**Условие задачи**. Замените в записях ниже «canvas-area» на «workspace-area» и приведите их заново целиком. Больше ничего не меняйте.
-------- Исходные данные --------
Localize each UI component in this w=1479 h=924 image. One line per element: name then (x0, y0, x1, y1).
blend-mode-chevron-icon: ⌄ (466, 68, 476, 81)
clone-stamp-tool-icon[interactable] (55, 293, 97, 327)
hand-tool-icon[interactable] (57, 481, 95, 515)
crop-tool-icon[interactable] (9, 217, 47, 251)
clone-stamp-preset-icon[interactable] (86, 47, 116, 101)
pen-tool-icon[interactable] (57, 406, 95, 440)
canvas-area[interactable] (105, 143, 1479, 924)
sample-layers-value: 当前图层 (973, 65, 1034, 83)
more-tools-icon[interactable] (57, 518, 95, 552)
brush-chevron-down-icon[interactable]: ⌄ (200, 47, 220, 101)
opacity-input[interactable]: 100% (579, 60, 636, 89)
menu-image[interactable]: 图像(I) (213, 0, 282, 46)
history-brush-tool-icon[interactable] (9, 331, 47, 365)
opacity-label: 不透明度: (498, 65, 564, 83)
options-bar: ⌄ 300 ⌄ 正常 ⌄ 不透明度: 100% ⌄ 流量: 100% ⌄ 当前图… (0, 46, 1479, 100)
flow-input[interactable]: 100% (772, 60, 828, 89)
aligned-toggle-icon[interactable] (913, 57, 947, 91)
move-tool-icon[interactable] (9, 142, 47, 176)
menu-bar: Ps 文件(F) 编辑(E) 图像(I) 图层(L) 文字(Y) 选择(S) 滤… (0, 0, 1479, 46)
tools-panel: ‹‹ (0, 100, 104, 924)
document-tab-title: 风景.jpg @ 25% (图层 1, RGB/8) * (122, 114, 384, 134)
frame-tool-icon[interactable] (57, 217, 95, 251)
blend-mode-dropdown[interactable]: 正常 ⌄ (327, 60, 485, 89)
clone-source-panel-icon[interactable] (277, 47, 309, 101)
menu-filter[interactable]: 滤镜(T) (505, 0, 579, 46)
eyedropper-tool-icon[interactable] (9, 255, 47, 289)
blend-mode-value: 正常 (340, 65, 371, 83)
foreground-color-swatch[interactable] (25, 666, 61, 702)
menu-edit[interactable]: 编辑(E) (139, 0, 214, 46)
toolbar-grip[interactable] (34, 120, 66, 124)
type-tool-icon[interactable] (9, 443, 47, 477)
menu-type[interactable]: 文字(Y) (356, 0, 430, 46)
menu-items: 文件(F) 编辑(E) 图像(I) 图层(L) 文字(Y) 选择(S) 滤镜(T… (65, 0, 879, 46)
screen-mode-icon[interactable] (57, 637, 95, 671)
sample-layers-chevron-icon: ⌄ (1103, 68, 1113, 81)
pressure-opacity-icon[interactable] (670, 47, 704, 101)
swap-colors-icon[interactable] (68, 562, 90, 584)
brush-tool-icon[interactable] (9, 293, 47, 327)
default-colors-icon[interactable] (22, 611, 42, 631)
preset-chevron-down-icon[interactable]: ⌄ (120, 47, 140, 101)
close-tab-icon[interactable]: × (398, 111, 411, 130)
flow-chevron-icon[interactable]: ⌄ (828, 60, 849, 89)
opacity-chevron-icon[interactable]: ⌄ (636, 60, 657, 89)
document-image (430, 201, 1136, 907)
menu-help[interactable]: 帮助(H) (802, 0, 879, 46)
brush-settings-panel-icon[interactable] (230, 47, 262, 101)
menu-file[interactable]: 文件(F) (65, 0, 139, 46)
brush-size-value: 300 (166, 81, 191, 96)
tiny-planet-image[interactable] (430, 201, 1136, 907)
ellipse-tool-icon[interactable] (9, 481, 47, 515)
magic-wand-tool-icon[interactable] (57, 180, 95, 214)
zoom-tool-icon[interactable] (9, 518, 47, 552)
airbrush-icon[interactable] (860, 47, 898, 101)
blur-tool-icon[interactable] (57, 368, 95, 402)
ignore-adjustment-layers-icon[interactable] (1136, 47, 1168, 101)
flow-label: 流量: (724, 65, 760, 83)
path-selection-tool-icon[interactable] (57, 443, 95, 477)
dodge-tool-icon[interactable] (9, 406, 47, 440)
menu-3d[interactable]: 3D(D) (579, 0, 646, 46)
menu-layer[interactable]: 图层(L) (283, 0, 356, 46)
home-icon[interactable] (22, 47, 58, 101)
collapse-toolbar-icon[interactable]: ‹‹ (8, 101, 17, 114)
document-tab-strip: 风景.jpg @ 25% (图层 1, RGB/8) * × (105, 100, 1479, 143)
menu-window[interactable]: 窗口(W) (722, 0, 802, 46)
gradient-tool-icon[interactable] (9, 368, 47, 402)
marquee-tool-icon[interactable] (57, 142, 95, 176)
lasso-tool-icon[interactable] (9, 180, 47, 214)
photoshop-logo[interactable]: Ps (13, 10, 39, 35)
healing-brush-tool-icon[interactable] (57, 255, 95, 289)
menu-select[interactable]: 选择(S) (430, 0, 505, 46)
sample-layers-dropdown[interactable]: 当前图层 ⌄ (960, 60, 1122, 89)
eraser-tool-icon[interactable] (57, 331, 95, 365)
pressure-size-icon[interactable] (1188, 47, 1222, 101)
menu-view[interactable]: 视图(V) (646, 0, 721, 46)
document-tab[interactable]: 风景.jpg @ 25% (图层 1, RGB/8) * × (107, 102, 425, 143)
--------
**Ответ к заданию**.
Localize each UI component in this w=1479 h=924 image. One line per element: name then (x0, y0, x1, y1).
blend-mode-chevron-icon: ⌄ (466, 68, 476, 81)
clone-stamp-tool-icon[interactable] (55, 293, 97, 327)
hand-tool-icon[interactable] (57, 481, 95, 515)
crop-tool-icon[interactable] (9, 217, 47, 251)
clone-stamp-preset-icon[interactable] (86, 47, 116, 101)
pen-tool-icon[interactable] (57, 406, 95, 440)
workspace-area[interactable] (105, 143, 1479, 924)
sample-layers-value: 当前图层 (973, 65, 1034, 83)
more-tools-icon[interactable] (57, 518, 95, 552)
brush-chevron-down-icon[interactable]: ⌄ (200, 47, 220, 101)
opacity-input[interactable]: 100% (579, 60, 636, 89)
menu-image[interactable]: 图像(I) (213, 0, 282, 46)
history-brush-tool-icon[interactable] (9, 331, 47, 365)
opacity-label: 不透明度: (498, 65, 564, 83)
options-bar: ⌄ 300 ⌄ 正常 ⌄ 不透明度: 100% ⌄ 流量: 100% ⌄ 当前图… (0, 46, 1479, 100)
flow-input[interactable]: 100% (772, 60, 828, 89)
aligned-toggle-icon[interactable] (913, 57, 947, 91)
move-tool-icon[interactable] (9, 142, 47, 176)
menu-bar: Ps 文件(F) 编辑(E) 图像(I) 图层(L) 文字(Y) 选择(S) 滤… (0, 0, 1479, 46)
tools-panel: ‹‹ (0, 100, 104, 924)
document-tab-title: 风景.jpg @ 25% (图层 1, RGB/8) * (122, 114, 384, 134)
frame-tool-icon[interactable] (57, 217, 95, 251)
blend-mode-dropdown[interactable]: 正常 ⌄ (327, 60, 485, 89)
clone-source-panel-icon[interactable] (277, 47, 309, 101)
menu-filter[interactable]: 滤镜(T) (505, 0, 579, 46)
eyedropper-tool-icon[interactable] (9, 255, 47, 289)
blend-mode-value: 正常 (340, 65, 371, 83)
foreground-color-swatch[interactable] (25, 666, 61, 702)
menu-edit[interactable]: 编辑(E) (139, 0, 214, 46)
toolbar-grip[interactable] (34, 120, 66, 124)
type-tool-icon[interactable] (9, 443, 47, 477)
menu-type[interactable]: 文字(Y) (356, 0, 430, 46)
menu-items: 文件(F) 编辑(E) 图像(I) 图层(L) 文字(Y) 选择(S) 滤镜(T… (65, 0, 879, 46)
screen-mode-icon[interactable] (57, 637, 95, 671)
sample-layers-chevron-icon: ⌄ (1103, 68, 1113, 81)
pressure-opacity-icon[interactable] (670, 47, 704, 101)
swap-colors-icon[interactable] (68, 562, 90, 584)
brush-tool-icon[interactable] (9, 293, 47, 327)
default-colors-icon[interactable] (22, 611, 42, 631)
preset-chevron-down-icon[interactable]: ⌄ (120, 47, 140, 101)
close-tab-icon[interactable]: × (398, 111, 411, 130)
flow-chevron-icon[interactable]: ⌄ (828, 60, 849, 89)
opacity-chevron-icon[interactable]: ⌄ (636, 60, 657, 89)
document-image (430, 201, 1136, 907)
menu-help[interactable]: 帮助(H) (802, 0, 879, 46)
brush-settings-panel-icon[interactable] (230, 47, 262, 101)
menu-file[interactable]: 文件(F) (65, 0, 139, 46)
brush-size-value: 300 (166, 81, 191, 96)
tiny-planet-image[interactable] (430, 201, 1136, 907)
ellipse-tool-icon[interactable] (9, 481, 47, 515)
magic-wand-tool-icon[interactable] (57, 180, 95, 214)
zoom-tool-icon[interactable] (9, 518, 47, 552)
airbrush-icon[interactable] (860, 47, 898, 101)
blur-tool-icon[interactable] (57, 368, 95, 402)
ignore-adjustment-layers-icon[interactable] (1136, 47, 1168, 101)
flow-label: 流量: (724, 65, 760, 83)
path-selection-tool-icon[interactable] (57, 443, 95, 477)
dodge-tool-icon[interactable] (9, 406, 47, 440)
menu-3d[interactable]: 3D(D) (579, 0, 646, 46)
menu-layer[interactable]: 图层(L) (283, 0, 356, 46)
home-icon[interactable] (22, 47, 58, 101)
collapse-toolbar-icon[interactable]: ‹‹ (8, 101, 17, 114)
document-tab-strip: 风景.jpg @ 25% (图层 1, RGB/8) * × (105, 100, 1479, 143)
menu-window[interactable]: 窗口(W) (722, 0, 802, 46)
gradient-tool-icon[interactable] (9, 368, 47, 402)
marquee-tool-icon[interactable] (57, 142, 95, 176)
lasso-tool-icon[interactable] (9, 180, 47, 214)
photoshop-logo[interactable]: Ps (13, 10, 39, 35)
healing-brush-tool-icon[interactable] (57, 255, 95, 289)
menu-select[interactable]: 选择(S) (430, 0, 505, 46)
sample-layers-dropdown[interactable]: 当前图层 ⌄ (960, 60, 1122, 89)
eraser-tool-icon[interactable] (57, 331, 95, 365)
pressure-size-icon[interactable] (1188, 47, 1222, 101)
menu-view[interactable]: 视图(V) (646, 0, 721, 46)
document-tab[interactable]: 风景.jpg @ 25% (图层 1, RGB/8) * × (107, 102, 425, 143)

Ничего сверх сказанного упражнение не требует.